Exercise instructions: Reproduce every line of the records below word for word, leaving out the pictures.

Dataset records:

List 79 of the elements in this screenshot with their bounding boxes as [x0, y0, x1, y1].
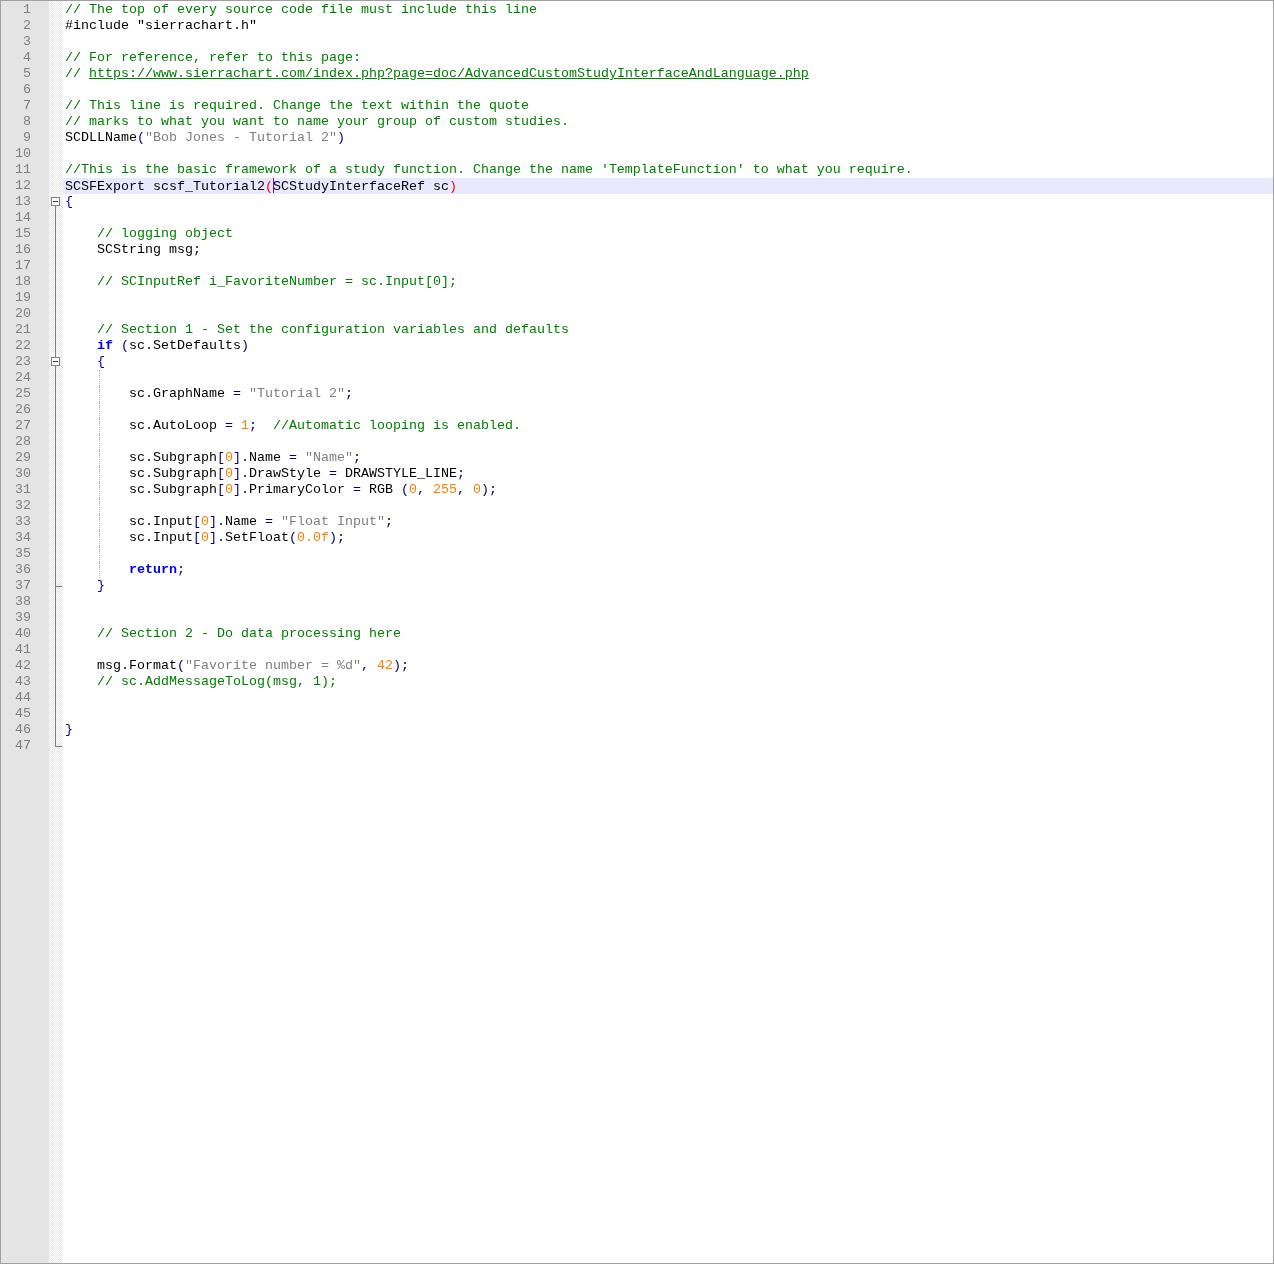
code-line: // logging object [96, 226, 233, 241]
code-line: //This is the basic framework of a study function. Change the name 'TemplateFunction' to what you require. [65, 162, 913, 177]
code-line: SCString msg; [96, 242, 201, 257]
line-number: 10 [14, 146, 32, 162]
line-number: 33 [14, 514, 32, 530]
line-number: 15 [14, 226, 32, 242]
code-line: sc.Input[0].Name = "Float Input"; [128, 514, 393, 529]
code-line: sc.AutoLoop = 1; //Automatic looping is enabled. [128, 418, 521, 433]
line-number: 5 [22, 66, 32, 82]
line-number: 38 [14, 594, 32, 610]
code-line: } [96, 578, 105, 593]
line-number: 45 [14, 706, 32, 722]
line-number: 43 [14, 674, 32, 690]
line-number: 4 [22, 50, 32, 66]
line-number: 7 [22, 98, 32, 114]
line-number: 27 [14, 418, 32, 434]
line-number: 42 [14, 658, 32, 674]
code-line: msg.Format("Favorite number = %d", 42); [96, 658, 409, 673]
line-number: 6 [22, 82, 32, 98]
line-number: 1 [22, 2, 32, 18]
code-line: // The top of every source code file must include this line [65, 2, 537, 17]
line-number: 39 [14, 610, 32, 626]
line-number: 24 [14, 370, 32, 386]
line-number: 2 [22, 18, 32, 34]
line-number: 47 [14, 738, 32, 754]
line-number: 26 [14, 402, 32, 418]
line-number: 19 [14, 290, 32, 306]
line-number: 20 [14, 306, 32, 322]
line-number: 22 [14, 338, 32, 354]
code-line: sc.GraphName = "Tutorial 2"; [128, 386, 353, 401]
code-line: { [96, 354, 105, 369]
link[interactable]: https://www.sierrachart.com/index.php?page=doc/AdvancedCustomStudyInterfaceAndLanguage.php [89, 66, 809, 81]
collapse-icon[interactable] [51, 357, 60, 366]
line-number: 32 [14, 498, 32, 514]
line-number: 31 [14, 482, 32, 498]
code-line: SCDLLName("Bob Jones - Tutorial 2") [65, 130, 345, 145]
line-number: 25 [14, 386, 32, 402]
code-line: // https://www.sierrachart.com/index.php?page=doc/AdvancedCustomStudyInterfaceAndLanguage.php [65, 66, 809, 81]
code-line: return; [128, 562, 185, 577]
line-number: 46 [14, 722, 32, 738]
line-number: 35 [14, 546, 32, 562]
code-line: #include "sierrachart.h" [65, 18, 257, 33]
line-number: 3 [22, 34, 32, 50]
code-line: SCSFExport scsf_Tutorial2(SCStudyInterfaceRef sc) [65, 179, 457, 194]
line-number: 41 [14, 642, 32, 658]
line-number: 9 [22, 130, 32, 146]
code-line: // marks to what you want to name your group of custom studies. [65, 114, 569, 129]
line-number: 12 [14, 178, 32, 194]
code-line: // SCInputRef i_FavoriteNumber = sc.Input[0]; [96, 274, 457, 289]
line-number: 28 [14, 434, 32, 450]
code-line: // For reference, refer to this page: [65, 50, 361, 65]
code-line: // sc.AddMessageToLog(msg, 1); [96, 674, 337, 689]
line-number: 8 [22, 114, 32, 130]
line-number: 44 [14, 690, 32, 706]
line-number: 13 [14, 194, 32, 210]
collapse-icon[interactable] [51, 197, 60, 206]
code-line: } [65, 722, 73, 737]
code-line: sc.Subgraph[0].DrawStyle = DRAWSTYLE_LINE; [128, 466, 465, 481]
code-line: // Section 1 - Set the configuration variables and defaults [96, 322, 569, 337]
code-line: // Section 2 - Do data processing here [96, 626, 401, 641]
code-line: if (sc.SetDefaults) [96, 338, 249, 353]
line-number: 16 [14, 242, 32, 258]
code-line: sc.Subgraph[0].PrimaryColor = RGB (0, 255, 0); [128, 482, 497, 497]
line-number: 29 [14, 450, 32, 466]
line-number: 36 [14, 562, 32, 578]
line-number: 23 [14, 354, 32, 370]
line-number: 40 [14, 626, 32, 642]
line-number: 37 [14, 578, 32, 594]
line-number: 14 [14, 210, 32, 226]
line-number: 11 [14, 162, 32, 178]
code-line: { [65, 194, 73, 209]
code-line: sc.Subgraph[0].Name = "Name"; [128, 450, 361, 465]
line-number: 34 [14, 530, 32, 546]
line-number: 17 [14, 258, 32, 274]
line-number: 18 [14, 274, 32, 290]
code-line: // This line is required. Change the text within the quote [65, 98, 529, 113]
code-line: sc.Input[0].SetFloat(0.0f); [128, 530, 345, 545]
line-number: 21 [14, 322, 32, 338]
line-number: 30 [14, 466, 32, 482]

Finished task:
List 79 of the elements in this screenshot with their bounding boxes as [x0, y0, x1, y1].
code-line: // logging object [96, 226, 233, 241]
code-line: //This is the basic framework of a study function. Change the name 'TemplateFunction' to what you require. [65, 162, 913, 177]
code-line: SCString msg; [96, 242, 201, 257]
line-number: 10 [14, 146, 32, 162]
line-number: 33 [14, 514, 32, 530]
line-number: 15 [14, 226, 32, 242]
code-line: sc.Input[0].Name = "Float Input"; [128, 514, 393, 529]
code-line: sc.AutoLoop = 1; //Automatic looping is enabled. [128, 418, 521, 433]
line-number: 5 [22, 66, 32, 82]
line-number: 38 [14, 594, 32, 610]
code-line: } [96, 578, 105, 593]
line-number: 45 [14, 706, 32, 722]
line-number: 43 [14, 674, 32, 690]
line-number: 4 [22, 50, 32, 66]
line-number: 7 [22, 98, 32, 114]
line-number: 27 [14, 418, 32, 434]
line-number: 42 [14, 658, 32, 674]
code-line: msg.Format("Favorite number = %d", 42); [96, 658, 409, 673]
line-number: 6 [22, 82, 32, 98]
line-number: 1 [22, 2, 32, 18]
code-line: // The top of every source code file must include this line [65, 2, 537, 17]
line-number: 39 [14, 610, 32, 626]
line-number: 24 [14, 370, 32, 386]
line-number: 2 [22, 18, 32, 34]
line-number: 47 [14, 738, 32, 754]
line-number: 26 [14, 402, 32, 418]
line-number: 19 [14, 290, 32, 306]
line-number: 20 [14, 306, 32, 322]
line-number: 22 [14, 338, 32, 354]
code-line: sc.GraphName = "Tutorial 2"; [128, 386, 353, 401]
code-line: { [96, 354, 105, 369]
link[interactable]: https://www.sierrachart.com/index.php?page=doc/AdvancedCustomStudyInterfaceAndLanguage.php [89, 66, 809, 81]
collapse-icon[interactable] [51, 357, 60, 366]
line-number: 32 [14, 498, 32, 514]
line-number: 31 [14, 482, 32, 498]
code-line: SCDLLName("Bob Jones - Tutorial 2") [65, 130, 345, 145]
line-number: 25 [14, 386, 32, 402]
code-line: // https://www.sierrachart.com/index.php?page=doc/AdvancedCustomStudyInterfaceAndLanguage.php [65, 66, 809, 81]
code-line: return; [128, 562, 185, 577]
line-number: 46 [14, 722, 32, 738]
line-number: 35 [14, 546, 32, 562]
code-line: #include "sierrachart.h" [65, 18, 257, 33]
line-number: 3 [22, 34, 32, 50]
code-line: SCSFExport scsf_Tutorial2(SCStudyInterfaceRef sc) [65, 179, 457, 194]
line-number: 41 [14, 642, 32, 658]
line-number: 9 [22, 130, 32, 146]
code-line: // marks to what you want to name your group of custom studies. [65, 114, 569, 129]
line-number: 12 [14, 178, 32, 194]
code-line: // SCInputRef i_FavoriteNumber = sc.Input[0]; [96, 274, 457, 289]
line-number: 28 [14, 434, 32, 450]
code-line: // For reference, refer to this page: [65, 50, 361, 65]
code-line: // sc.AddMessageToLog(msg, 1); [96, 674, 337, 689]
line-number: 8 [22, 114, 32, 130]
line-number: 44 [14, 690, 32, 706]
line-number: 13 [14, 194, 32, 210]
collapse-icon[interactable] [51, 197, 60, 206]
code-line: } [65, 722, 73, 737]
code-line: sc.Subgraph[0].DrawStyle = DRAWSTYLE_LINE; [128, 466, 465, 481]
code-line: // Section 1 - Set the configuration variables and defaults [96, 322, 569, 337]
code-line: // Section 2 - Do data processing here [96, 626, 401, 641]
code-line: if (sc.SetDefaults) [96, 338, 249, 353]
line-number: 16 [14, 242, 32, 258]
code-line: sc.Subgraph[0].PrimaryColor = RGB (0, 255, 0); [128, 482, 497, 497]
line-number: 29 [14, 450, 32, 466]
line-number: 36 [14, 562, 32, 578]
line-number: 23 [14, 354, 32, 370]
line-number: 40 [14, 626, 32, 642]
line-number: 37 [14, 578, 32, 594]
line-number: 14 [14, 210, 32, 226]
line-number: 11 [14, 162, 32, 178]
code-line: { [65, 194, 73, 209]
code-line: sc.Subgraph[0].Name = "Name"; [128, 450, 361, 465]
line-number: 34 [14, 530, 32, 546]
line-number: 17 [14, 258, 32, 274]
line-number: 18 [14, 274, 32, 290]
code-line: // This line is required. Change the text within the quote [65, 98, 529, 113]
code-line: sc.Input[0].SetFloat(0.0f); [128, 530, 345, 545]
line-number: 21 [14, 322, 32, 338]
line-number: 30 [14, 466, 32, 482]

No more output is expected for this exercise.